Set down the material below in full, matching it exactly.
****
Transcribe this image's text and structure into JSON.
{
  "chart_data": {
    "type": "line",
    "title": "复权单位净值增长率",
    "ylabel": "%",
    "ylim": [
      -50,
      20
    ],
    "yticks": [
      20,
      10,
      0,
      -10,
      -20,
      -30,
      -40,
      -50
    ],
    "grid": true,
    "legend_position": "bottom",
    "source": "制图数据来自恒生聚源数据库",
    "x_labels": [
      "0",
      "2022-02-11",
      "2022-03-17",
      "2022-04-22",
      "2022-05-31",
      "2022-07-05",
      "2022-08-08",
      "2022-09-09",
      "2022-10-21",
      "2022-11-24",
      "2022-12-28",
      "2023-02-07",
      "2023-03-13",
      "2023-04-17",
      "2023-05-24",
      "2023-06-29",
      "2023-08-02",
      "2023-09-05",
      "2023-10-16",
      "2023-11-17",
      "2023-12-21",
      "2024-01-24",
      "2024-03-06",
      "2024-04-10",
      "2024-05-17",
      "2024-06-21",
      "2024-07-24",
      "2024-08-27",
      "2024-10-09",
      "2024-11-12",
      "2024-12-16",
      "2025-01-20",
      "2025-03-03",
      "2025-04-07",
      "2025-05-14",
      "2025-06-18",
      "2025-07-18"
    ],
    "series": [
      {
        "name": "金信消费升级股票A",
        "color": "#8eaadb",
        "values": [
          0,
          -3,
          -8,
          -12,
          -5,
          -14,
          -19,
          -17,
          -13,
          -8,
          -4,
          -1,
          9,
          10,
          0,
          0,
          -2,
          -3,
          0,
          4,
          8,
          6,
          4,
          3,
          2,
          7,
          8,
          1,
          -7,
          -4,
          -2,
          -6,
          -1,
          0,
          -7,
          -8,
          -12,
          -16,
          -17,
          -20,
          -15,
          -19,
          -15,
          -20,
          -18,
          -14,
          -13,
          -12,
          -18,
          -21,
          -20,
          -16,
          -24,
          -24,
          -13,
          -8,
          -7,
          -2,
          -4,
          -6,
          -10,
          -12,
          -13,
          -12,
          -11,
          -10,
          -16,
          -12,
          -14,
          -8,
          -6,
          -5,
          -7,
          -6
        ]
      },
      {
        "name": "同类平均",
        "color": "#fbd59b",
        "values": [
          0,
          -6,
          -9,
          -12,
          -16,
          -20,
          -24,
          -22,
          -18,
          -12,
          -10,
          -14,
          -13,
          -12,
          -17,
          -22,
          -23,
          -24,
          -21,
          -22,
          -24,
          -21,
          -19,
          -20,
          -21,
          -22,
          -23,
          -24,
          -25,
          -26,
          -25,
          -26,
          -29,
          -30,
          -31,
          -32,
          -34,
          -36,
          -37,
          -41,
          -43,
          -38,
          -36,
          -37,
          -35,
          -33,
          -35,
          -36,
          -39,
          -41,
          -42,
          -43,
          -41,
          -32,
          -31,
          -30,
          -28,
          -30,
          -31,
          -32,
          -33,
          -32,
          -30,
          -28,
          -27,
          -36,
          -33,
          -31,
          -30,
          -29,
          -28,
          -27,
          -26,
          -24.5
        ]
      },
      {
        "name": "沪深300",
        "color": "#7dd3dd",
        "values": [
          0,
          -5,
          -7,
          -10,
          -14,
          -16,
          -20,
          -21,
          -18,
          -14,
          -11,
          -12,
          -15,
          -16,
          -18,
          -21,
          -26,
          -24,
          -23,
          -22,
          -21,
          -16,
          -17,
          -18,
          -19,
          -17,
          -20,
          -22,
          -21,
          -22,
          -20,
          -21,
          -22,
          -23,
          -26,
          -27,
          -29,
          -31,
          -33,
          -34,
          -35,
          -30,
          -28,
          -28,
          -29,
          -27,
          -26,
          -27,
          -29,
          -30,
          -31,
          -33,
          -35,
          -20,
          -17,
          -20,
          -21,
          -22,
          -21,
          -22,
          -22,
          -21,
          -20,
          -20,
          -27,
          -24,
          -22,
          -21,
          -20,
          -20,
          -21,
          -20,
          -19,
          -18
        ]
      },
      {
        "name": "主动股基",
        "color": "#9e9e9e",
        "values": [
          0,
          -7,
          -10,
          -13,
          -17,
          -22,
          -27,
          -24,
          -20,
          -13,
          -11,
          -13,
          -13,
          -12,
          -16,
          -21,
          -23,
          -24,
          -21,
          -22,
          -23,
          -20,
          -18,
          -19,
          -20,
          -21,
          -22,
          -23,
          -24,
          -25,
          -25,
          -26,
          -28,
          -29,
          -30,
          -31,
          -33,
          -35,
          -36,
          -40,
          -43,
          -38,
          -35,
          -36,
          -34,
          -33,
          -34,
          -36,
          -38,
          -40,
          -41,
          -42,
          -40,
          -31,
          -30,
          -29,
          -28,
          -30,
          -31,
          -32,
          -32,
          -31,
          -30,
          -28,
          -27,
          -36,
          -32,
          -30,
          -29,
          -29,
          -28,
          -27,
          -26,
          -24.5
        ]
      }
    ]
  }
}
****
- **Answer in full**:
Transcribe this image's text and structure into JSON.
{
  "chart_data": {
    "type": "line",
    "title": "复权单位净值增长率",
    "ylabel": "%",
    "ylim": [
      -50,
      20
    ],
    "yticks": [
      20,
      10,
      0,
      -10,
      -20,
      -30,
      -40,
      -50
    ],
    "grid": true,
    "legend_position": "bottom",
    "source": "制图数据来自恒生聚源数据库",
    "x_labels": [
      "0",
      "2022-02-11",
      "2022-03-17",
      "2022-04-22",
      "2022-05-31",
      "2022-07-05",
      "2022-08-08",
      "2022-09-09",
      "2022-10-21",
      "2022-11-24",
      "2022-12-28",
      "2023-02-07",
      "2023-03-13",
      "2023-04-17",
      "2023-05-24",
      "2023-06-29",
      "2023-08-02",
      "2023-09-05",
      "2023-10-16",
      "2023-11-17",
      "2023-12-21",
      "2024-01-24",
      "2024-03-06",
      "2024-04-10",
      "2024-05-17",
      "2024-06-21",
      "2024-07-24",
      "2024-08-27",
      "2024-10-09",
      "2024-11-12",
      "2024-12-16",
      "2025-01-20",
      "2025-03-03",
      "2025-04-07",
      "2025-05-14",
      "2025-06-18",
      "2025-07-18"
    ],
    "series": [
      {
        "name": "金信消费升级股票A",
        "color": "#8eaadb",
        "values": [
          0,
          -3,
          -8,
          -12,
          -5,
          -14,
          -19,
          -17,
          -13,
          -8,
          -4,
          -1,
          9,
          10,
          0,
          0,
          -2,
          -3,
          0,
          4,
          8,
          6,
          4,
          3,
          2,
          7,
          8,
          1,
          -7,
          -4,
          -2,
          -6,
          -1,
          0,
          -7,
          -8,
          -12,
          -16,
          -17,
          -20,
          -15,
          -19,
          -15,
          -20,
          -18,
          -14,
          -13,
          -12,
          -18,
          -21,
          -20,
          -16,
          -24,
          -24,
          -13,
          -8,
          -7,
          -2,
          -4,
          -6,
          -10,
          -12,
          -13,
          -12,
          -11,
          -10,
          -16,
          -12,
          -14,
          -8,
          -6,
          -5,
          -7,
          -6
        ]
      },
      {
        "name": "同类平均",
        "color": "#fbd59b",
        "values": [
          0,
          -6,
          -9,
          -12,
          -16,
          -20,
          -24,
          -22,
          -18,
          -12,
          -10,
          -14,
          -13,
          -12,
          -17,
          -22,
          -23,
          -24,
          -21,
          -22,
          -24,
          -21,
          -19,
          -20,
          -21,
          -22,
          -23,
          -24,
          -25,
          -26,
          -25,
          -26,
          -29,
          -30,
          -31,
          -32,
          -34,
          -36,
          -37,
          -41,
          -43,
          -38,
          -36,
          -37,
          -35,
          -33,
          -35,
          -36,
          -39,
          -41,
          -42,
          -43,
          -41,
          -32,
          -31,
          -30,
          -28,
          -30,
          -31,
          -32,
          -33,
          -32,
          -30,
          -28,
          -27,
          -36,
          -33,
          -31,
          -30,
          -29,
          -28,
          -27,
          -26,
          -24.5
        ]
      },
      {
        "name": "沪深300",
        "color": "#7dd3dd",
        "values": [
          0,
          -5,
          -7,
          -10,
          -14,
          -16,
          -20,
          -21,
          -18,
          -14,
          -11,
          -12,
          -15,
          -16,
          -18,
          -21,
          -26,
          -24,
          -23,
          -22,
          -21,
          -16,
          -17,
          -18,
          -19,
          -17,
          -20,
          -22,
          -21,
          -22,
          -20,
          -21,
          -22,
          -23,
          -26,
          -27,
          -29,
          -31,
          -33,
          -34,
          -35,
          -30,
          -28,
          -28,
          -29,
          -27,
          -26,
          -27,
          -29,
          -30,
          -31,
          -33,
          -35,
          -20,
          -17,
          -20,
          -21,
          -22,
          -21,
          -22,
          -22,
          -21,
          -20,
          -20,
          -27,
          -24,
          -22,
          -21,
          -20,
          -20,
          -21,
          -20,
          -19,
          -18
        ]
      },
      {
        "name": "主动股基",
        "color": "#9e9e9e",
        "values": [
          0,
          -7,
          -10,
          -13,
          -17,
          -22,
          -27,
          -24,
          -20,
          -13,
          -11,
          -13,
          -13,
          -12,
          -16,
          -21,
          -23,
          -24,
          -21,
          -22,
          -23,
          -20,
          -18,
          -19,
          -20,
          -21,
          -22,
          -23,
          -24,
          -25,
          -25,
          -26,
          -28,
          -29,
          -30,
          -31,
          -33,
          -35,
          -36,
          -40,
          -43,
          -38,
          -35,
          -36,
          -34,
          -33,
          -34,
          -36,
          -38,
          -40,
          -41,
          -42,
          -40,
          -31,
          -30,
          -29,
          -28,
          -30,
          -31,
          -32,
          -32,
          -31,
          -30,
          -28,
          -27,
          -36,
          -32,
          -30,
          -29,
          -29,
          -28,
          -27,
          -26,
          -24.5
        ]
      }
    ]
  }
}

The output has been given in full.